Okuma Parçası:
···

Ey Nebi!
(Umre Notları)
Kaç zamandır düşlüyordum!
Yaşadığın, ayak bastığın toprakların,
Havasını soluduğun, rüzgârına derdini savurduğun dağların taşların,
İçinde insanlığı, insanları aradığın köylerin şehirlerin, hayalini kuruyordum,
Ey Nebi!
Çıktım geldim bir temmuz ortası… Şehirlerin vefalısı dediğin Medine’ne. Hicret ocağın, Mü’minlerin ana kucağı kutsal beldeye…
Seni aradı gözlerim her adımda. Sanki çıkıverecekmişsin gibi bir köşe başında.
Hani terk etmiştin Mekke’yi, yanında yol arkadaşın Ebu Bekir, Medine’nin ufkunda belirmiştin bir altın huzmesi gibi. Senin rengine boyanmıştı bir anda şehir; esenliğin kuşatmıştı dağını taşını. Tale al bedru nidalarıyla kutlamıştı mü’minler gelişini. İşte o şehirdeydim. O kadar yakınındaydım hicretin. Ruhumda asırların yorgunluğu, gözümde yaş, omuzlarımda günahlarımın ağırlığı, mahzun, suçlu ve bedbin…
Okuduklarımı ve yazdıklarımı giyinmiştim elbise niyetine. Yaşanmışlıkların peşinde, bir hafiye gibi izini sürecektim. Toy ve duygusal bir gözlemci ya da içinde dünyaya dair tüketmiş ne varsa. İster iste beni istersen yüz çevir. Kapıdan kovsan bacadan girecektim.
Akşam karanlığındaydı şehir. Elektrik direkleri, asfalt, tek tük görünen ağaç kümeleri ve beyaza boyanmış binalar akıp gidiyordu penceremde… Zihnimde geçmiş zaman anekdotları...
Medine’ye bir akşam vakti seferden dönüyordun şimdi. Seni karşılamak için koşup gelen çocukların arasındaydım. Boynumu bükmüş bana uzanacak şefkat elini bekliyordum. Sana uzanan hangi eli boş çevirdin ki! İşte bineğinin terkisindeyim. Şehrin tozlu, sıcak ama bir o kadar da dokunaklı siluetini içime çekiyorum, şehir de bizi… Sonra ufukta kayboluyoruz ikimiz, hepimiz, ümmetimiz. Medine, vefanın, hayırlarda yarışan Ensar’ın diyarıydı ya; dostluğun ve kardeşliğin, fedakârlığın ve dünyadan vazgeçişin diğer adı… İlkin benciliğimi törpülemeliydim.
Yol boyunca evlere baktım. Ya Rasulallah... Evlerin pencerelerine mıhladım bakışlarımı. Metruk duruşlarıyla her biri bir hüzün yumağı. Pencerelerde rengi boyası gitmiş kepenkler. Ne bir kıpırtı ne dünyevi bir ışıltı! Bizim evlerimize benzemiyordu hiçbiri. Sanki öylesine, barınak görevlerini ifa etmek için saçılmışlardı arzın gövdesine. Ve sanki garip bir kimsesizlik çökmüştü çehrelerine. Gidişinizden mi diye sormadan edemedim efendim. Sır dolu hallerine…
Harcını su ve toprakla yoğurduğun, çatısını hurma dallarıyla ördüğün Peygamber Mescidine az kaldı diyordu zihnimin kıvrımlarını zorlayan bir ses.

···

Kaynak Veriler:
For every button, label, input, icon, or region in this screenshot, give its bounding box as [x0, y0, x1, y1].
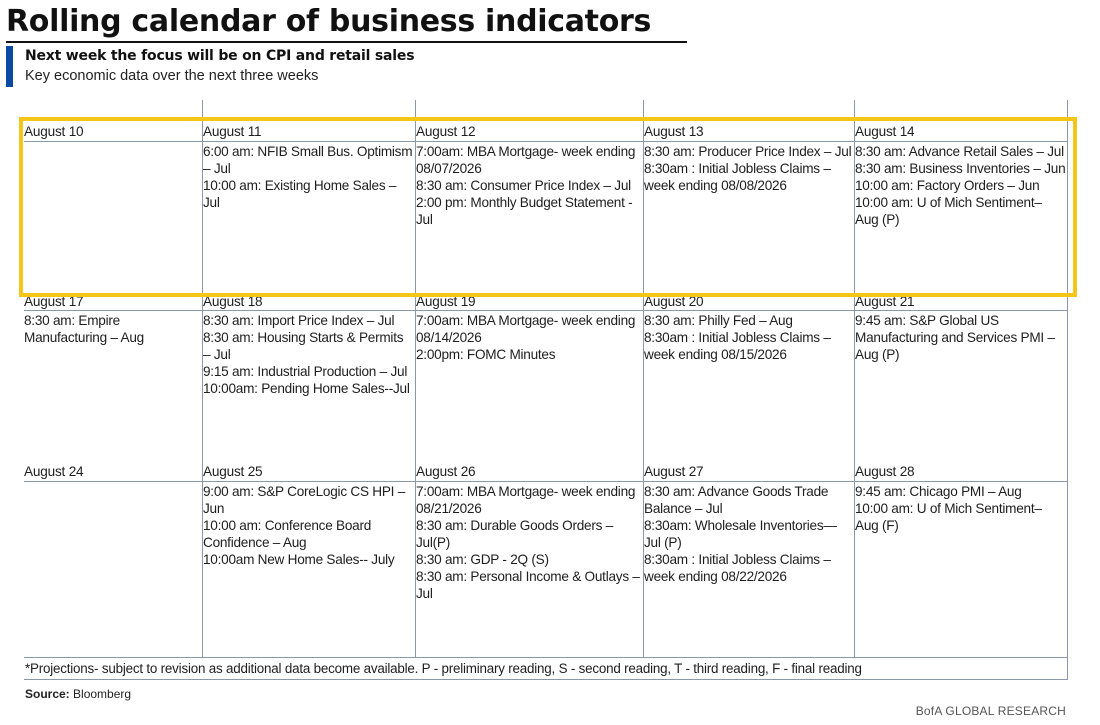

···

Görevler:
1. Okuma parçasında anlatıcının penceresinde akıp giden şeylerin hepsini sırala.
2. Okuma parçasına göre Peygamber Mescidinin çatısı neyle örülmüştü, lütfen yaz.

Görev Yanıtları:
1. Elektrik direkleri, asfalt, tek tük görünen ağaç kümeleri ve beyaza boyanmış binalar.

2. Hurma dallarıyla.